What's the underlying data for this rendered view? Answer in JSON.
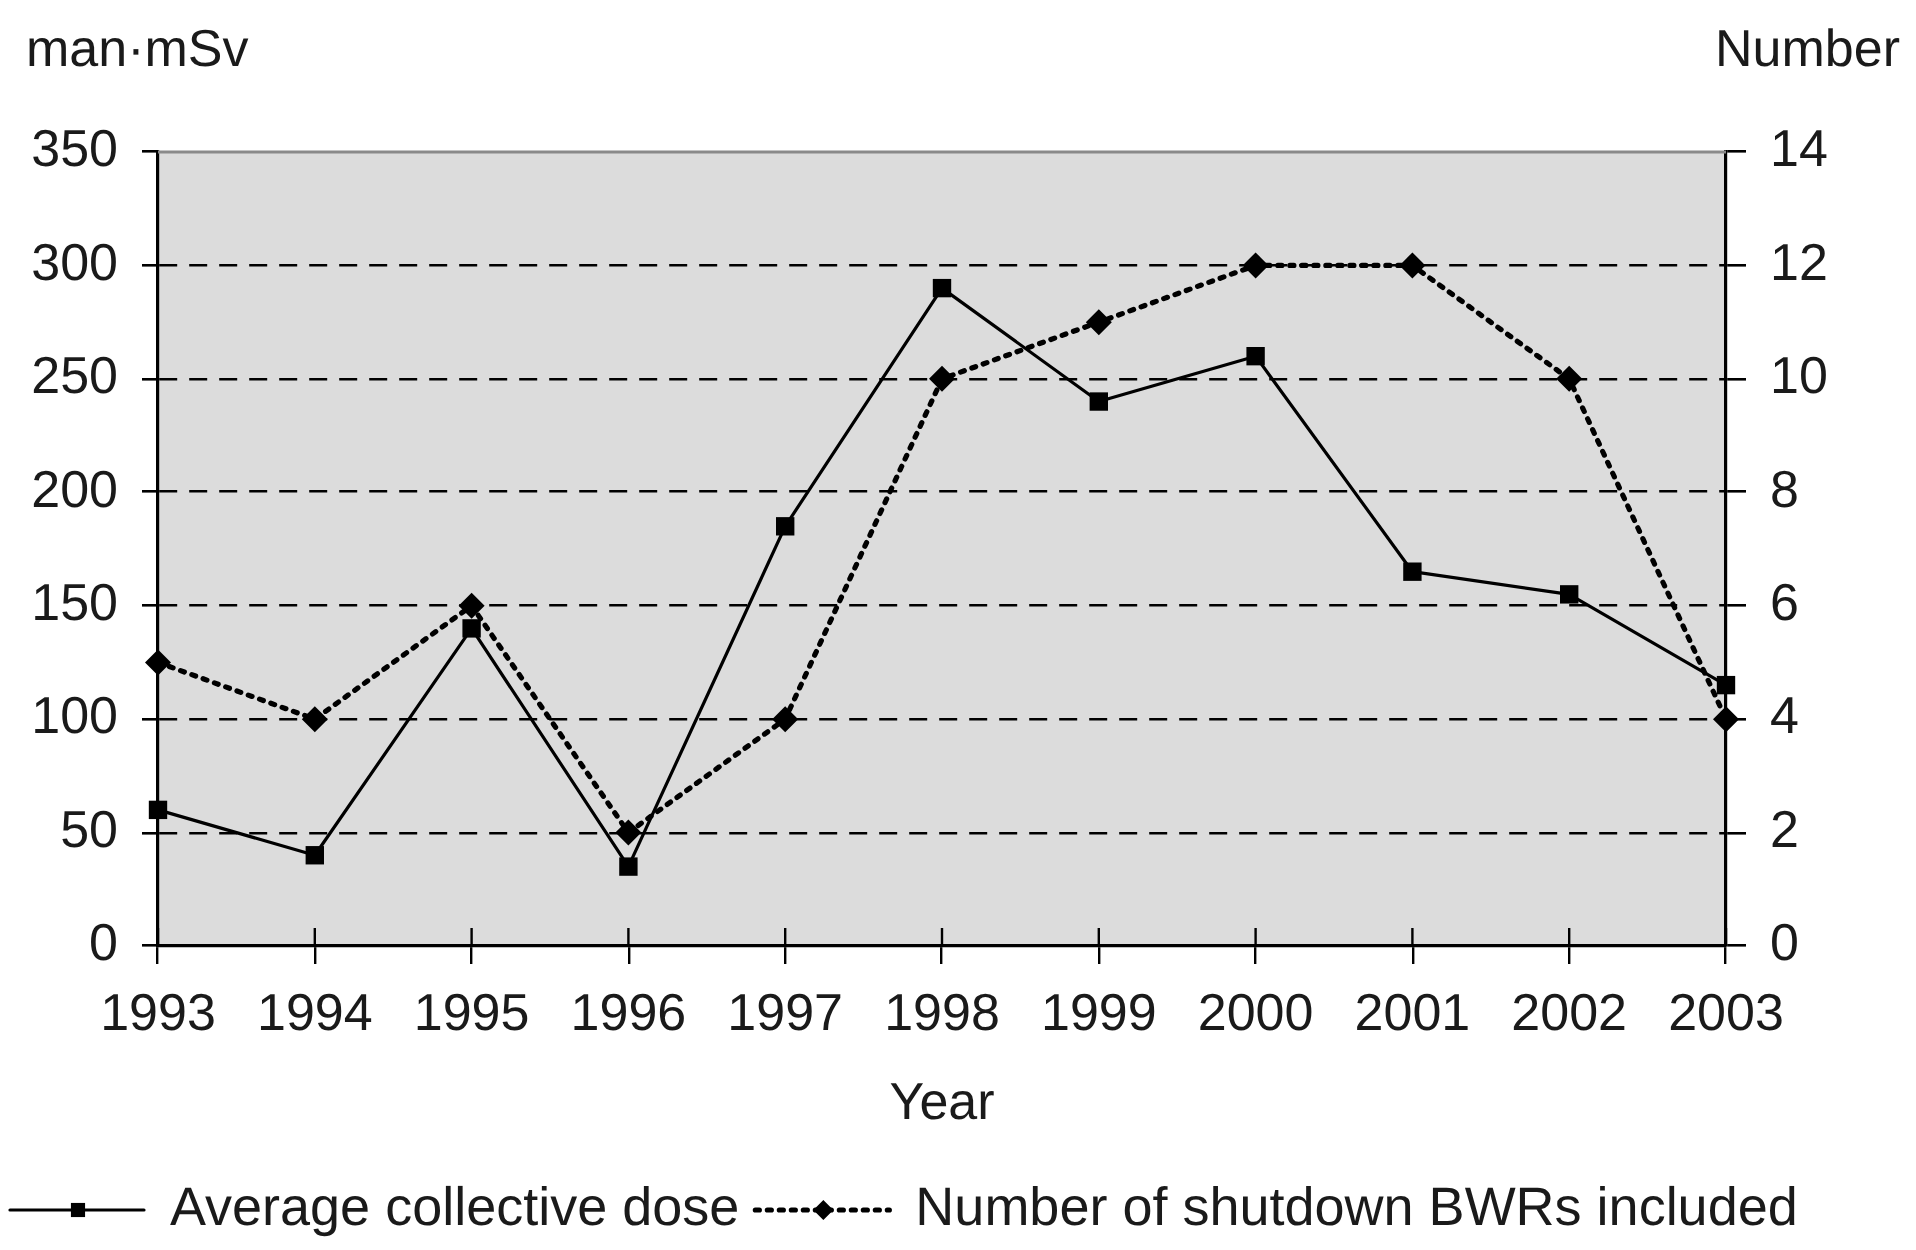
{
  "chart_data": {
    "type": "line",
    "xlabel": "Year",
    "ylabel": "man·mSv",
    "y2label": "Number",
    "categories": [
      "1993",
      "1994",
      "1995",
      "1996",
      "1997",
      "1998",
      "1999",
      "2000",
      "2001",
      "2002",
      "2003"
    ],
    "series": [
      {
        "name": "Average collective dose",
        "color": "#000000",
        "values": [
          60,
          40,
          140,
          35,
          185,
          290,
          240,
          260,
          165,
          155,
          115
        ],
        "marker": "square",
        "line_style": "solid"
      },
      {
        "name": "Number of shutdown BWRs included",
        "color": "#000000",
        "values": [
          5,
          4,
          6,
          2,
          4,
          10,
          11,
          12,
          12,
          10,
          4
        ],
        "axis": "y2",
        "marker": "diamond",
        "line_style": "dotted"
      }
    ],
    "ylim": [
      0,
      350
    ],
    "yticks": [
      0,
      50,
      100,
      150,
      200,
      250,
      300,
      350
    ],
    "y2lim": [
      0,
      14
    ],
    "y2ticks": [
      0,
      2,
      4,
      6,
      8,
      10,
      12,
      14
    ],
    "grid": "y",
    "legend": "bottom"
  }
}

• **Exercise task**
Transcribe the complete set of entries verbatim. No pictures belong in the copy.

• **The completed task**
What's the underlying data for this rendered view? Answer in JSON.
{
  "chart_data": {
    "type": "line",
    "xlabel": "Year",
    "ylabel": "man·mSv",
    "y2label": "Number",
    "categories": [
      "1993",
      "1994",
      "1995",
      "1996",
      "1997",
      "1998",
      "1999",
      "2000",
      "2001",
      "2002",
      "2003"
    ],
    "series": [
      {
        "name": "Average collective dose",
        "color": "#000000",
        "values": [
          60,
          40,
          140,
          35,
          185,
          290,
          240,
          260,
          165,
          155,
          115
        ],
        "marker": "square",
        "line_style": "solid"
      },
      {
        "name": "Number of shutdown BWRs included",
        "color": "#000000",
        "values": [
          5,
          4,
          6,
          2,
          4,
          10,
          11,
          12,
          12,
          10,
          4
        ],
        "axis": "y2",
        "marker": "diamond",
        "line_style": "dotted"
      }
    ],
    "ylim": [
      0,
      350
    ],
    "yticks": [
      0,
      50,
      100,
      150,
      200,
      250,
      300,
      350
    ],
    "y2lim": [
      0,
      14
    ],
    "y2ticks": [
      0,
      2,
      4,
      6,
      8,
      10,
      12,
      14
    ],
    "grid": "y",
    "legend": "bottom"
  }
}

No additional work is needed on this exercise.